WHAT TO WORK ON:
Report back each line of the records that contains the string "MUSHRA".

RECORD EXTRACTS:
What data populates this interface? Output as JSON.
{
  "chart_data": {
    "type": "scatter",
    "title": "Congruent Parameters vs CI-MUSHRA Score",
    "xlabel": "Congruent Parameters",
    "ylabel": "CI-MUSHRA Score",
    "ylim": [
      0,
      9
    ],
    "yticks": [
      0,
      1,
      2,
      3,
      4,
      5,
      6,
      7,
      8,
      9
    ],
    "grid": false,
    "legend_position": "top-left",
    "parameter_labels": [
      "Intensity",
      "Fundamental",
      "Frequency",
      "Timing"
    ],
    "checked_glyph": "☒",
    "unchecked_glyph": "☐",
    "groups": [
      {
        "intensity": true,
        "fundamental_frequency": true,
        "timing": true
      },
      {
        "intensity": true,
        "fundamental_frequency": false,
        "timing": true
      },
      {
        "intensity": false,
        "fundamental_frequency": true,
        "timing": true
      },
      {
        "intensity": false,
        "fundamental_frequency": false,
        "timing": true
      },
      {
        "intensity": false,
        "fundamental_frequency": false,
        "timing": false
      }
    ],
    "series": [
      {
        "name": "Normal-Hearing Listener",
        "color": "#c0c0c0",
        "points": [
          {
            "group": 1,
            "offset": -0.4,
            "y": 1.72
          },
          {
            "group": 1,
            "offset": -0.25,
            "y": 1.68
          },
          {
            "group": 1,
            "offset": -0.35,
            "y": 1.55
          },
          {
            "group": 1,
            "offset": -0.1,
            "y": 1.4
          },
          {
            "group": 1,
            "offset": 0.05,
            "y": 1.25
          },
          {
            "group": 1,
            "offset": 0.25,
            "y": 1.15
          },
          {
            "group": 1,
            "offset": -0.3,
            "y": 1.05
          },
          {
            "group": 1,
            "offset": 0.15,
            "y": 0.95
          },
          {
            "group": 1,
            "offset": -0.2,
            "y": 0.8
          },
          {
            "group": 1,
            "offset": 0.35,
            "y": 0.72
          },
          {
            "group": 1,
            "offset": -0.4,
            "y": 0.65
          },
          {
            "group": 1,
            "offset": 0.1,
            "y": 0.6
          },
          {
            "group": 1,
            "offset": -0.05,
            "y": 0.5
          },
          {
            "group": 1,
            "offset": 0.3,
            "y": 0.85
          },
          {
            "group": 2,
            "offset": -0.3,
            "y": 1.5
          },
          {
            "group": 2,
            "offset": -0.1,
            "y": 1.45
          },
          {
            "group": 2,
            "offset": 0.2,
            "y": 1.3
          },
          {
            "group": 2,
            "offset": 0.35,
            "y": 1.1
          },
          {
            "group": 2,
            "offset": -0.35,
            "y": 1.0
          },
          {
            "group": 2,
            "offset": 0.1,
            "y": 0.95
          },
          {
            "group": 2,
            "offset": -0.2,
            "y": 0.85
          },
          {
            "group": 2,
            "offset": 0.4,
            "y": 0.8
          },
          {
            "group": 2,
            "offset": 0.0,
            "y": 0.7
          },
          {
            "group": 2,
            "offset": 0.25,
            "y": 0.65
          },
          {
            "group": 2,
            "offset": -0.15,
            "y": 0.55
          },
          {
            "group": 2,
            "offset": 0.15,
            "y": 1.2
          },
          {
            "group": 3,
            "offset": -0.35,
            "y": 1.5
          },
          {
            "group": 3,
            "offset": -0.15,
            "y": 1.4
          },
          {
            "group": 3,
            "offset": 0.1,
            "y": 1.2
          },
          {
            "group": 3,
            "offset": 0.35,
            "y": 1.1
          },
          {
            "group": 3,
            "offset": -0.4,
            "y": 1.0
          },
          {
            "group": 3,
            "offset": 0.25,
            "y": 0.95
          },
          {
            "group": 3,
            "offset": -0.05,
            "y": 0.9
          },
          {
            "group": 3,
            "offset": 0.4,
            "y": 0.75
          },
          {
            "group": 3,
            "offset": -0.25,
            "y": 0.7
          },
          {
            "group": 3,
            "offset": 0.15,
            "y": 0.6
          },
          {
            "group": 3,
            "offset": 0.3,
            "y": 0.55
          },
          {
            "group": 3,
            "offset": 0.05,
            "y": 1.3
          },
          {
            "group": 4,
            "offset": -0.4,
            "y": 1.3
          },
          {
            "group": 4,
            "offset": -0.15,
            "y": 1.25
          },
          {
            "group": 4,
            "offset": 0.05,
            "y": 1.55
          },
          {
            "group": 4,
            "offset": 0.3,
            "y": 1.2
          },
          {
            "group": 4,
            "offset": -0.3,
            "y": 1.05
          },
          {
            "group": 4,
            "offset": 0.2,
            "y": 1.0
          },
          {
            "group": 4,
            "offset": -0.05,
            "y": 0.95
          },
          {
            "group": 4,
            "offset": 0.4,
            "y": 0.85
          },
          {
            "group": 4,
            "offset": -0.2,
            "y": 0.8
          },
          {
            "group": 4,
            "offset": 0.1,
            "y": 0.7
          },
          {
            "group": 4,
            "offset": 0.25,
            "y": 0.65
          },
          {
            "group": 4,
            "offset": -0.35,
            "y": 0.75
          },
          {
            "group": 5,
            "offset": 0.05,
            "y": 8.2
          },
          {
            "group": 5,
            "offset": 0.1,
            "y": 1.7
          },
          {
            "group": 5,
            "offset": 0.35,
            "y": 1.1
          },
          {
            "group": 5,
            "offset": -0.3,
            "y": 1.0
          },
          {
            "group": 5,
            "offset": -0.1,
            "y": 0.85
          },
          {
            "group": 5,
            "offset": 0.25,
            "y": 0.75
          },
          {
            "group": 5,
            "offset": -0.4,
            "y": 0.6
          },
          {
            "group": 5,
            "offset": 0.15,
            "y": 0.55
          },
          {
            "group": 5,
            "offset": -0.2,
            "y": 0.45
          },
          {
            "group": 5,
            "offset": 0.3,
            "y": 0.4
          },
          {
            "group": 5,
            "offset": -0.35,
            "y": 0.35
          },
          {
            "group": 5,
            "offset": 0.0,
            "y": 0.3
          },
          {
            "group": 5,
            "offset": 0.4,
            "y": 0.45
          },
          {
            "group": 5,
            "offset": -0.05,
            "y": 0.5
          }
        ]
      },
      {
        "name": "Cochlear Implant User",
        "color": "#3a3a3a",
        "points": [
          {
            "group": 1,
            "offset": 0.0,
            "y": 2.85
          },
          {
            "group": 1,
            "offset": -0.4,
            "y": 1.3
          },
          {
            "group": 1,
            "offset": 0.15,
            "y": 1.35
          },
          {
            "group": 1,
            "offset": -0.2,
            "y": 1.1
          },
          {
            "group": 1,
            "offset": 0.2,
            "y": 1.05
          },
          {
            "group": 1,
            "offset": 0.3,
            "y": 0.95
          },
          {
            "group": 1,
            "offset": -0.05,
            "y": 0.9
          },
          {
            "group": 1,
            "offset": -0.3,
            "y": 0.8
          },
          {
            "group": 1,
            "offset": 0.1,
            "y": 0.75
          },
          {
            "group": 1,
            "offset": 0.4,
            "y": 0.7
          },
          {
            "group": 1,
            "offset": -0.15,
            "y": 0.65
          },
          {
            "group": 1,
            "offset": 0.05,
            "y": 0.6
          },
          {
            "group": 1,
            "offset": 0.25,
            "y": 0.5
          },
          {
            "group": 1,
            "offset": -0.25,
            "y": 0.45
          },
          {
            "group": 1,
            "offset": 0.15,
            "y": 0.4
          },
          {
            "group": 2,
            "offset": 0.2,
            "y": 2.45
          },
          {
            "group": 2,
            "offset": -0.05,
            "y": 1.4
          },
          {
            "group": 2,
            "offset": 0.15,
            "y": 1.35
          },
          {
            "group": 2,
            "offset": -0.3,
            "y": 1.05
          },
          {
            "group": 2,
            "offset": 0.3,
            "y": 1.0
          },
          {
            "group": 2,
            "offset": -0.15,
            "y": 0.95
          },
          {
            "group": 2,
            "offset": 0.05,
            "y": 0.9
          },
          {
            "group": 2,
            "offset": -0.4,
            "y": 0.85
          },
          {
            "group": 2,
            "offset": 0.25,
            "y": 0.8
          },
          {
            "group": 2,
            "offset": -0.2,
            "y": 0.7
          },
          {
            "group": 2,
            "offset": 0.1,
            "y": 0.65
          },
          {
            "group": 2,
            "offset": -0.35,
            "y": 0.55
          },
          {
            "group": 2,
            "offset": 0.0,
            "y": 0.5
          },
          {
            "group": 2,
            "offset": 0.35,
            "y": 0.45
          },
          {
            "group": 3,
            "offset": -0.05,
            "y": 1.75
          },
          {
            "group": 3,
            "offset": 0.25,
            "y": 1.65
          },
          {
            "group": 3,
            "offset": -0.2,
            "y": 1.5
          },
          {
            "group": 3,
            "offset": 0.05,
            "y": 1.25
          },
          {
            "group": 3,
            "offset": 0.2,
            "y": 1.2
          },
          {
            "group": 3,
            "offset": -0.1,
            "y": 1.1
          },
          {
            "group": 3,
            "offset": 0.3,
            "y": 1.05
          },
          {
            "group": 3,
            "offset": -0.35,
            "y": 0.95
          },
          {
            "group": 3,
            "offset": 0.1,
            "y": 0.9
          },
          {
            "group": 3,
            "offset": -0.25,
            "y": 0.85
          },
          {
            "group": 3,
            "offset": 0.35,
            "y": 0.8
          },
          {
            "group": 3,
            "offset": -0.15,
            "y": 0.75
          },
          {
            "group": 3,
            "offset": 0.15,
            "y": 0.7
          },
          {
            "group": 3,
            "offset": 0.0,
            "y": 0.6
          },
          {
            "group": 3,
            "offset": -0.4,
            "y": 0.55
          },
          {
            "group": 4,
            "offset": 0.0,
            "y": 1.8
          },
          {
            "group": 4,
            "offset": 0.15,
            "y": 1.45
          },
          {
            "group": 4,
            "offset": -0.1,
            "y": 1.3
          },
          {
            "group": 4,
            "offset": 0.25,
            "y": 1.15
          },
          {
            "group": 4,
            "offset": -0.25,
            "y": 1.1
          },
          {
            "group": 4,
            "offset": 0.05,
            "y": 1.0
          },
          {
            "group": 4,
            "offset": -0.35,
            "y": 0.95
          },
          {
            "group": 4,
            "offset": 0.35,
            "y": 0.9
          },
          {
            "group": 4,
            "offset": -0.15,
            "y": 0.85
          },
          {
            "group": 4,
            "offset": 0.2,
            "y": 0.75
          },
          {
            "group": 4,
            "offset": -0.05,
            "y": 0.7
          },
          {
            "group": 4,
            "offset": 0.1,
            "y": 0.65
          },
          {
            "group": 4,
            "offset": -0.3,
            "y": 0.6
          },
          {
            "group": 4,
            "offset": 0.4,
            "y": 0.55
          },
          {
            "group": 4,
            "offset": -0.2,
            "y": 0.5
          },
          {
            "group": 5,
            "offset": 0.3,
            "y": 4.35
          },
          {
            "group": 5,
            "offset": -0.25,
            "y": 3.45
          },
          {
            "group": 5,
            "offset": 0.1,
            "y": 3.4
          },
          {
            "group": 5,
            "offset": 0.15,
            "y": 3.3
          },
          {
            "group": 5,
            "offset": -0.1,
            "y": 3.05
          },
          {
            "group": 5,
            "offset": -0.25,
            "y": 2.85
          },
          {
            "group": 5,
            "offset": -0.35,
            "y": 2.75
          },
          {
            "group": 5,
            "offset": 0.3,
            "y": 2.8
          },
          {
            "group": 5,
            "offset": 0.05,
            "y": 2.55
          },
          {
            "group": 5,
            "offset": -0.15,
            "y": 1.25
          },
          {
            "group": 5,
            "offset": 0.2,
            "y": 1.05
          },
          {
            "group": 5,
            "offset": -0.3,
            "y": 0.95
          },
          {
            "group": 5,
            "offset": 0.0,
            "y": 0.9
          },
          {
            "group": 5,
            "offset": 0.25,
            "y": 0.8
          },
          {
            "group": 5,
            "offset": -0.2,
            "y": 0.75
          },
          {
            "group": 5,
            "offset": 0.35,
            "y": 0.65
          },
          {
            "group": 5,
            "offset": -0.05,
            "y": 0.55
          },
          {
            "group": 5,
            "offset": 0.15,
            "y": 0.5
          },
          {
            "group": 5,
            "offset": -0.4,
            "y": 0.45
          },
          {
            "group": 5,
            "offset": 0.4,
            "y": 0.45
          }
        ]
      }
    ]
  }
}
...
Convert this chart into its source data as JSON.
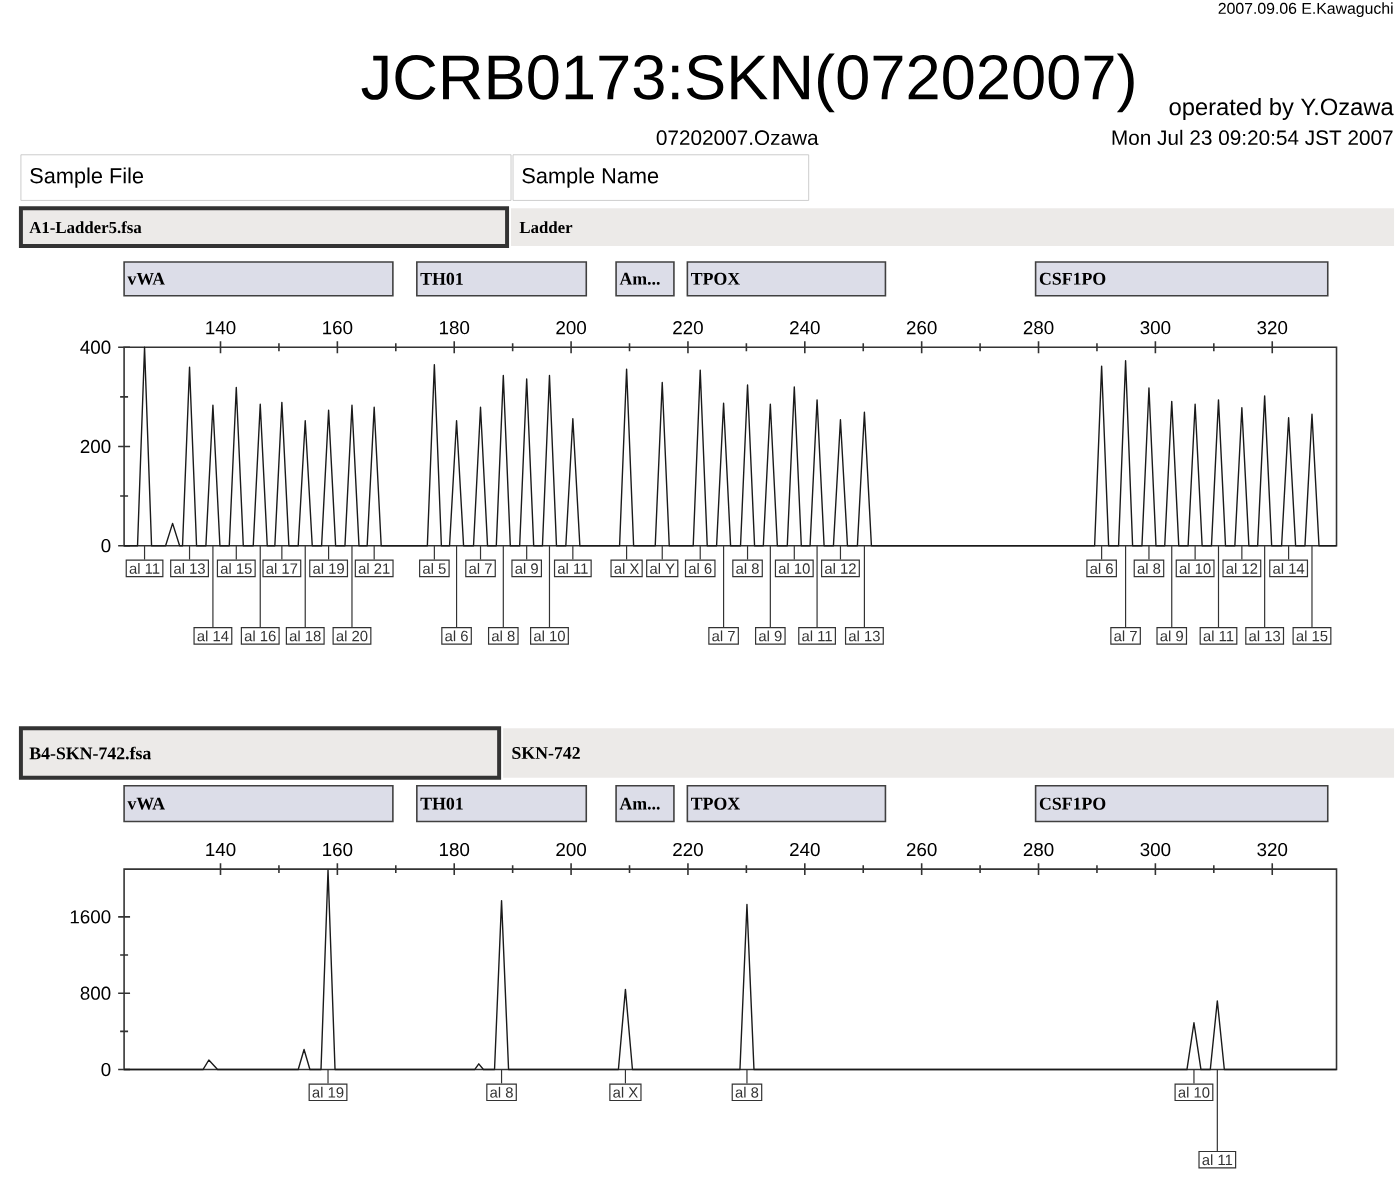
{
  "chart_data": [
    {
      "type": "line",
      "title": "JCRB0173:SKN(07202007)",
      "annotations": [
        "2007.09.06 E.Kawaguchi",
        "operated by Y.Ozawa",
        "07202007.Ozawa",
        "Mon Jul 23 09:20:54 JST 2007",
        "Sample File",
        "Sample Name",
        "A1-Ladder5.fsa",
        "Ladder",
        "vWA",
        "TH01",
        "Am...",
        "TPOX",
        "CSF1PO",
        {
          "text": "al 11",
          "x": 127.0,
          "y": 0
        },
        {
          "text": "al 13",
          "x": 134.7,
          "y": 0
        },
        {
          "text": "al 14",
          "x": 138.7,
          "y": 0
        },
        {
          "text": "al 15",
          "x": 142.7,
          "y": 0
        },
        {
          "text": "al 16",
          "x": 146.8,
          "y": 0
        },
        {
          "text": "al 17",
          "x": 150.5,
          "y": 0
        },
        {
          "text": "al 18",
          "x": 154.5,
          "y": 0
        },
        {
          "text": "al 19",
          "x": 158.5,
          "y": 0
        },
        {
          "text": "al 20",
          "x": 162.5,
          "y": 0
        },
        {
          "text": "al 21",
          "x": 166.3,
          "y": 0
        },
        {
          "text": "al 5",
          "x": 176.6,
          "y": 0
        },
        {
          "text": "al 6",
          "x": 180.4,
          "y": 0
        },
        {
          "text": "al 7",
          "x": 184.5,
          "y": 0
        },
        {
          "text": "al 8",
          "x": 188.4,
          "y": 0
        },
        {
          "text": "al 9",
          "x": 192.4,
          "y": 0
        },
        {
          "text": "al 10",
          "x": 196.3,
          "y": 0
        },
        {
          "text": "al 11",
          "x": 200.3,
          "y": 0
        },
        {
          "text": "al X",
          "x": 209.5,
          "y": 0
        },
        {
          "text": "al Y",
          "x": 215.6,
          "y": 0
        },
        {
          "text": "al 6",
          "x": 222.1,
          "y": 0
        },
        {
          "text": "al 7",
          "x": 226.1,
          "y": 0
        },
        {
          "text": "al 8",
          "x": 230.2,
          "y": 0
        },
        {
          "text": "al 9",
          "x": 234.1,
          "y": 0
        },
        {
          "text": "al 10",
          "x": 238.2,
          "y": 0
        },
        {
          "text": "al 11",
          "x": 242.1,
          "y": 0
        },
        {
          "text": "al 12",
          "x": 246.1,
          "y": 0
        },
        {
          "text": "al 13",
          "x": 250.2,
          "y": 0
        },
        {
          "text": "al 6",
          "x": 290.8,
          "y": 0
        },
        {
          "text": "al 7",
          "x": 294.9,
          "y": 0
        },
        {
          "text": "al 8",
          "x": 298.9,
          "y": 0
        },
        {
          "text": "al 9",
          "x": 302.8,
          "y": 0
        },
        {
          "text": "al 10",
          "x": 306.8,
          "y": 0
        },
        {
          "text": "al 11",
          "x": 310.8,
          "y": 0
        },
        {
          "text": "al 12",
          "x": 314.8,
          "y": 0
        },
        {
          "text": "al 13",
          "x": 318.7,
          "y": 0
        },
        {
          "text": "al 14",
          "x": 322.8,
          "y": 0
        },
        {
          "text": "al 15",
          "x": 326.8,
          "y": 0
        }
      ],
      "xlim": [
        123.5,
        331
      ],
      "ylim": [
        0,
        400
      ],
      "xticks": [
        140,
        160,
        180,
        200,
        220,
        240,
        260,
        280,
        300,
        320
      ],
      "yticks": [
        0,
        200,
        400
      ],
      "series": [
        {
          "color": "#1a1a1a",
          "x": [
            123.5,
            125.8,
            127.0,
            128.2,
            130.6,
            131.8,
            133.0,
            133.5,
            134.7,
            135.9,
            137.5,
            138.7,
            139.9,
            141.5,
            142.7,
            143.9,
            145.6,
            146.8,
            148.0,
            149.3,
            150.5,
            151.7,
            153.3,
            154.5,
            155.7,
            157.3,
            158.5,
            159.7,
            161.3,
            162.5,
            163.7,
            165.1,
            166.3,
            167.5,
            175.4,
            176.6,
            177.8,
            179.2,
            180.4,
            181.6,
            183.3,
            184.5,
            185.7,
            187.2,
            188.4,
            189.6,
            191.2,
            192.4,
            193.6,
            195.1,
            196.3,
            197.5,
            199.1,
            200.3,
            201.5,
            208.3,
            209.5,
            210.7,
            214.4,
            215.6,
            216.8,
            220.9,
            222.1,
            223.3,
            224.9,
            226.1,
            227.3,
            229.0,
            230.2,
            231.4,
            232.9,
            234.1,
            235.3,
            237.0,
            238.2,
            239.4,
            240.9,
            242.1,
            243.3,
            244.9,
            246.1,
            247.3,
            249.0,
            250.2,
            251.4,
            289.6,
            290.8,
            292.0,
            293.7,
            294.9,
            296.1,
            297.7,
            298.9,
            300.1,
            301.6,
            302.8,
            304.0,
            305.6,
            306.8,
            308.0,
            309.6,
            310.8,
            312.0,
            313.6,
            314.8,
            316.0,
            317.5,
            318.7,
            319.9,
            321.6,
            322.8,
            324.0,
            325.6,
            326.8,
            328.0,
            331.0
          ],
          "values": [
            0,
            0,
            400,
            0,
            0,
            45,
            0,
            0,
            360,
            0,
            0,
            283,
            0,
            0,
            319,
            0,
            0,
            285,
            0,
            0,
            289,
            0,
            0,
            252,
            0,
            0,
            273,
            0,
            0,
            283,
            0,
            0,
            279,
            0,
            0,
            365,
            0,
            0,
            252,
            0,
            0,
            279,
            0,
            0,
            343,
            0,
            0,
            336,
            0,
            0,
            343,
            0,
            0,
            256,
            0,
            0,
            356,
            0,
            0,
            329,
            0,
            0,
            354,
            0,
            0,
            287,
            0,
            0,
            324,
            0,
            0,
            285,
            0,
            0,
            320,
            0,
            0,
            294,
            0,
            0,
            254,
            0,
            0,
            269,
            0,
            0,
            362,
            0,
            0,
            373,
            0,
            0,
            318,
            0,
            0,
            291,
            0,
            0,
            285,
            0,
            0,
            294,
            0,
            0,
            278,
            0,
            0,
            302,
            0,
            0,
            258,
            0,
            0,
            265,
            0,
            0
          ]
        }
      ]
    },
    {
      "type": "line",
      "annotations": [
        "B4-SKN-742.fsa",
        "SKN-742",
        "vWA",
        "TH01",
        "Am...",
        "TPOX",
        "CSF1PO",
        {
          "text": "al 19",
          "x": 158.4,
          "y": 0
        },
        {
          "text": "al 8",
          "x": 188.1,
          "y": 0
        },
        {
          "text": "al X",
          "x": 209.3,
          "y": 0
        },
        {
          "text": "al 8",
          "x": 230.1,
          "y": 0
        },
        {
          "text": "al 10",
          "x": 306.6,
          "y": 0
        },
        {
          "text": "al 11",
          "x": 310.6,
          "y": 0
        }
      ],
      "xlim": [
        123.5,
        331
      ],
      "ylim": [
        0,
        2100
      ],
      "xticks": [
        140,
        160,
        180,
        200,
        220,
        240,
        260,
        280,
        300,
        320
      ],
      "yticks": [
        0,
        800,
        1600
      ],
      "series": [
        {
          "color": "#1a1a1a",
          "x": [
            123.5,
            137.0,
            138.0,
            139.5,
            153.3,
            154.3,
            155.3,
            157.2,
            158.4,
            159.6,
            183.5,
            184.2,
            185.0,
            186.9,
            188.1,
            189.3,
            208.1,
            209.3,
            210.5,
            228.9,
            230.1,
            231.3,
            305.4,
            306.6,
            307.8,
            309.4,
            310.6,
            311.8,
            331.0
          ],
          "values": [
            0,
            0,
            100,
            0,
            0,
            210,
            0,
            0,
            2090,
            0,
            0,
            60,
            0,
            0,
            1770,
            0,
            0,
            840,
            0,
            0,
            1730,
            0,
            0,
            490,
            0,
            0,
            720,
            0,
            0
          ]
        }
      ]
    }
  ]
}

WRITTEN ANSWER:
    "title": "Congruent Parameters vs CI-MUSHRA Score",
    "ylabel": "CI-MUSHRA Score",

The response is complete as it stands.